SET EXERCISE: All entries should be output exactly as they stand.

ENTRIES SHOWN:
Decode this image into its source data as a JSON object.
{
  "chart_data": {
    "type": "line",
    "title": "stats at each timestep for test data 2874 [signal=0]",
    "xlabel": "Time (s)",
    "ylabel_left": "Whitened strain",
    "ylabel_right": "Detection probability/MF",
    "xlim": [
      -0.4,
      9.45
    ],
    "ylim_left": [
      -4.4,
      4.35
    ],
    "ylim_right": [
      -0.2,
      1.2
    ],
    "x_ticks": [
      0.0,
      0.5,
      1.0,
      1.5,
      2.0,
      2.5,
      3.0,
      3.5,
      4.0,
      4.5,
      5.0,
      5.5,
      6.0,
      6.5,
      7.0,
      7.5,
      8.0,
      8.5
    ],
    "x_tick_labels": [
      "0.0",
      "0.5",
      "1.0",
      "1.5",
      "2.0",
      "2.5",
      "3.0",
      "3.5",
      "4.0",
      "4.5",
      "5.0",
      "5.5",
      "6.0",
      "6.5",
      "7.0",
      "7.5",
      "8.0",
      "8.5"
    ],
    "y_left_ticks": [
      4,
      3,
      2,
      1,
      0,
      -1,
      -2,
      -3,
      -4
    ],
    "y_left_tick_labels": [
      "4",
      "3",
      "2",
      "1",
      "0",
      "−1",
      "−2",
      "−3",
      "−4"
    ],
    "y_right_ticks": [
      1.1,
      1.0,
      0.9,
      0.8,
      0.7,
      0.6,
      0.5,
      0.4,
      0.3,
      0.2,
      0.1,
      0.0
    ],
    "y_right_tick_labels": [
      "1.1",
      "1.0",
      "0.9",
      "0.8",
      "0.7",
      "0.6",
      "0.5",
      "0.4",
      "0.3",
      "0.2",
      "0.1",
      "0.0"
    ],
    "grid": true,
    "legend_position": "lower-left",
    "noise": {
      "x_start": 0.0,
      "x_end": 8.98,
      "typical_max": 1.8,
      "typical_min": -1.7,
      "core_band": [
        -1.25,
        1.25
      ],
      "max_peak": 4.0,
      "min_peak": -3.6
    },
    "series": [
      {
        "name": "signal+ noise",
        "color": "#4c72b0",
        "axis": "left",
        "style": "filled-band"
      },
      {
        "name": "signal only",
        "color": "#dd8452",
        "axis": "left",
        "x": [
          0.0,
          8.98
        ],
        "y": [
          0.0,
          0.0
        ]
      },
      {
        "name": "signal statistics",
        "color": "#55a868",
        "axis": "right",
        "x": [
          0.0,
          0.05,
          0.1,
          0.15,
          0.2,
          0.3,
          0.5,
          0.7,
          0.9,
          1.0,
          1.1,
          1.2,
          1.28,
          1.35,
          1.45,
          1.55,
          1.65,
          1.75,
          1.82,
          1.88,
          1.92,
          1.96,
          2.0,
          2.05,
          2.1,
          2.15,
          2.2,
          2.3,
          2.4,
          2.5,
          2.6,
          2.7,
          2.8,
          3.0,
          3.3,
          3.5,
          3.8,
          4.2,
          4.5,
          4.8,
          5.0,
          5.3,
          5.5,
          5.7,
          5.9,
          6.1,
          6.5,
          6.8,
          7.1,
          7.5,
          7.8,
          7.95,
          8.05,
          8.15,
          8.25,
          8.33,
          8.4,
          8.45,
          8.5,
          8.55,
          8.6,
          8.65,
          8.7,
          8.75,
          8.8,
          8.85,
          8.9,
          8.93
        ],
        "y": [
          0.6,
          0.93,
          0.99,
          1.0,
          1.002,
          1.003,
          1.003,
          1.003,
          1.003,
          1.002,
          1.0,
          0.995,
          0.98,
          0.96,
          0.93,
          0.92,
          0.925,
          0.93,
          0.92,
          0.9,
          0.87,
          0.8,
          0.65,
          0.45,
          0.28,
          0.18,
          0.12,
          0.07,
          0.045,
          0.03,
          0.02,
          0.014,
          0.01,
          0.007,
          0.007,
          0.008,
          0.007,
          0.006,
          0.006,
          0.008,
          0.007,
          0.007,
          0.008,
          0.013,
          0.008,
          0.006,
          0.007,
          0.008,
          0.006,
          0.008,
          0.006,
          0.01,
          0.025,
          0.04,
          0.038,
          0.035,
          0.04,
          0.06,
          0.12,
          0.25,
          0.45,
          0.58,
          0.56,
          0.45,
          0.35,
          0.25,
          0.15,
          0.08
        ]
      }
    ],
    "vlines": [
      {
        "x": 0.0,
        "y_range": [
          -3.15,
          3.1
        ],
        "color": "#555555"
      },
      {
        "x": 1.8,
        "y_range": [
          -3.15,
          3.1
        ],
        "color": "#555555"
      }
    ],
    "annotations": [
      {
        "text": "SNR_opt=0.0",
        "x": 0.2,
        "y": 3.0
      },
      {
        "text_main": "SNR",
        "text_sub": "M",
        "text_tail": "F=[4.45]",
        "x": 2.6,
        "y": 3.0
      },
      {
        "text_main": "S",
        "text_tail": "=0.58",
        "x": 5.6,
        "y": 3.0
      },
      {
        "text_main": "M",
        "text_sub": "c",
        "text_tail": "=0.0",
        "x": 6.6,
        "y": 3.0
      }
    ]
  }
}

ANSWER BELOW:
Decode this image into its source data as a JSON object.
{
  "chart_data": {
    "type": "line",
    "title": "stats at each timestep for test data 2874 [signal=0]",
    "xlabel": "Time (s)",
    "ylabel_left": "Whitened strain",
    "ylabel_right": "Detection probability/MF",
    "xlim": [
      -0.4,
      9.45
    ],
    "ylim_left": [
      -4.4,
      4.35
    ],
    "ylim_right": [
      -0.2,
      1.2
    ],
    "x_ticks": [
      0.0,
      0.5,
      1.0,
      1.5,
      2.0,
      2.5,
      3.0,
      3.5,
      4.0,
      4.5,
      5.0,
      5.5,
      6.0,
      6.5,
      7.0,
      7.5,
      8.0,
      8.5
    ],
    "x_tick_labels": [
      "0.0",
      "0.5",
      "1.0",
      "1.5",
      "2.0",
      "2.5",
      "3.0",
      "3.5",
      "4.0",
      "4.5",
      "5.0",
      "5.5",
      "6.0",
      "6.5",
      "7.0",
      "7.5",
      "8.0",
      "8.5"
    ],
    "y_left_ticks": [
      4,
      3,
      2,
      1,
      0,
      -1,
      -2,
      -3,
      -4
    ],
    "y_left_tick_labels": [
      "4",
      "3",
      "2",
      "1",
      "0",
      "−1",
      "−2",
      "−3",
      "−4"
    ],
    "y_right_ticks": [
      1.1,
      1.0,
      0.9,
      0.8,
      0.7,
      0.6,
      0.5,
      0.4,
      0.3,
      0.2,
      0.1,
      0.0
    ],
    "y_right_tick_labels": [
      "1.1",
      "1.0",
      "0.9",
      "0.8",
      "0.7",
      "0.6",
      "0.5",
      "0.4",
      "0.3",
      "0.2",
      "0.1",
      "0.0"
    ],
    "grid": true,
    "legend_position": "lower-left",
    "noise": {
      "x_start": 0.0,
      "x_end": 8.98,
      "typical_max": 1.8,
      "typical_min": -1.7,
      "core_band": [
        -1.25,
        1.25
      ],
      "max_peak": 4.0,
      "min_peak": -3.6
    },
    "series": [
      {
        "name": "signal+ noise",
        "color": "#4c72b0",
        "axis": "left",
        "style": "filled-band"
      },
      {
        "name": "signal only",
        "color": "#dd8452",
        "axis": "left",
        "x": [
          0.0,
          8.98
        ],
        "y": [
          0.0,
          0.0
        ]
      },
      {
        "name": "signal statistics",
        "color": "#55a868",
        "axis": "right",
        "x": [
          0.0,
          0.05,
          0.1,
          0.15,
          0.2,
          0.3,
          0.5,
          0.7,
          0.9,
          1.0,
          1.1,
          1.2,
          1.28,
          1.35,
          1.45,
          1.55,
          1.65,
          1.75,
          1.82,
          1.88,
          1.92,
          1.96,
          2.0,
          2.05,
          2.1,
          2.15,
          2.2,
          2.3,
          2.4,
          2.5,
          2.6,
          2.7,
          2.8,
          3.0,
          3.3,
          3.5,
          3.8,
          4.2,
          4.5,
          4.8,
          5.0,
          5.3,
          5.5,
          5.7,
          5.9,
          6.1,
          6.5,
          6.8,
          7.1,
          7.5,
          7.8,
          7.95,
          8.05,
          8.15,
          8.25,
          8.33,
          8.4,
          8.45,
          8.5,
          8.55,
          8.6,
          8.65,
          8.7,
          8.75,
          8.8,
          8.85,
          8.9,
          8.93
        ],
        "y": [
          0.6,
          0.93,
          0.99,
          1.0,
          1.002,
          1.003,
          1.003,
          1.003,
          1.003,
          1.002,
          1.0,
          0.995,
          0.98,
          0.96,
          0.93,
          0.92,
          0.925,
          0.93,
          0.92,
          0.9,
          0.87,
          0.8,
          0.65,
          0.45,
          0.28,
          0.18,
          0.12,
          0.07,
          0.045,
          0.03,
          0.02,
          0.014,
          0.01,
          0.007,
          0.007,
          0.008,
          0.007,
          0.006,
          0.006,
          0.008,
          0.007,
          0.007,
          0.008,
          0.013,
          0.008,
          0.006,
          0.007,
          0.008,
          0.006,
          0.008,
          0.006,
          0.01,
          0.025,
          0.04,
          0.038,
          0.035,
          0.04,
          0.06,
          0.12,
          0.25,
          0.45,
          0.58,
          0.56,
          0.45,
          0.35,
          0.25,
          0.15,
          0.08
        ]
      }
    ],
    "vlines": [
      {
        "x": 0.0,
        "y_range": [
          -3.15,
          3.1
        ],
        "color": "#555555"
      },
      {
        "x": 1.8,
        "y_range": [
          -3.15,
          3.1
        ],
        "color": "#555555"
      }
    ],
    "annotations": [
      {
        "text": "SNR_opt=0.0",
        "x": 0.2,
        "y": 3.0
      },
      {
        "text_main": "SNR",
        "text_sub": "M",
        "text_tail": "F=[4.45]",
        "x": 2.6,
        "y": 3.0
      },
      {
        "text_main": "S",
        "text_tail": "=0.58",
        "x": 5.6,
        "y": 3.0
      },
      {
        "text_main": "M",
        "text_sub": "c",
        "text_tail": "=0.0",
        "x": 6.6,
        "y": 3.0
      }
    ]
  }
}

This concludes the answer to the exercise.